| Dataset items |
———
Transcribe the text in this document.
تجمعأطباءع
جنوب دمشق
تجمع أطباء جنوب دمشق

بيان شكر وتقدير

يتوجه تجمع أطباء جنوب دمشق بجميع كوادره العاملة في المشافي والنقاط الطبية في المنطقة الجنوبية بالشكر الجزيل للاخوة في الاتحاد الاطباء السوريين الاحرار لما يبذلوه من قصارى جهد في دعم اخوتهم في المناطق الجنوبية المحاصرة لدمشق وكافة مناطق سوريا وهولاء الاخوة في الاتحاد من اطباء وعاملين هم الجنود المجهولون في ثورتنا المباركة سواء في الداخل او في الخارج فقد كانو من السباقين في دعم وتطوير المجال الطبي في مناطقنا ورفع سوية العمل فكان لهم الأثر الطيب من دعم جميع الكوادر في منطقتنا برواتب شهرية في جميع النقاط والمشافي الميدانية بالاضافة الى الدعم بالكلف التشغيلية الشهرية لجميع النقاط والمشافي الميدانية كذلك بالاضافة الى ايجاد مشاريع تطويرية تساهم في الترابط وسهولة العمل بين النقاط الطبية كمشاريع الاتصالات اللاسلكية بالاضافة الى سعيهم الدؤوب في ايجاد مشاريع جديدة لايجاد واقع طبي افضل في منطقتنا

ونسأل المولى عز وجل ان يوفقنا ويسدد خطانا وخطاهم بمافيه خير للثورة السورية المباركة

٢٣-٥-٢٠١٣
———
| Your task |
In the records, locate each line holding the string "جنوب" and copy it.

| Solved exercise |
جنوب دمشق
تجمع أطباء جنوب دمشق
يتوجه تجمع أطباء جنوب دمشق بجميع كوادره العاملة في المشافي والنقاط الطبية في المنطقة الجنوبية بالشكر الجزيل للاخوة في الاتحاد الاطباء السوريين الاحرار لما يبذلوه من قصارى جهد في دعم اخوتهم في المناطق الجنوبية المحاصرة لدمشق وكافة مناطق سوريا وهولاء الاخوة في الاتحاد من اطباء وعاملين هم الجنود المجهولون في ثورتنا المباركة سواء في الداخل او في الخارج فقد كانو من السباقين في دعم وتطوير المجال الطبي في مناطقنا ورفع سوية العمل فكان لهم الأثر الطيب من دعم جميع الكوادر في منطقتنا برواتب شهرية في جميع النقاط والمشافي الميدانية بالاضافة الى الدعم بالكلف التشغيلية الشهرية لجميع النقاط والمشافي الميدانية كذلك بالاضافة الى ايجاد مشاريع تطويرية تساهم في الترابط وسهولة العمل بين النقاط الطبية كمشاريع الاتصالات اللاسلكية بالاضافة الى سعيهم الدؤوب في ايجاد مشاريع جديدة لايجاد واقع طبي افضل في منطقتنا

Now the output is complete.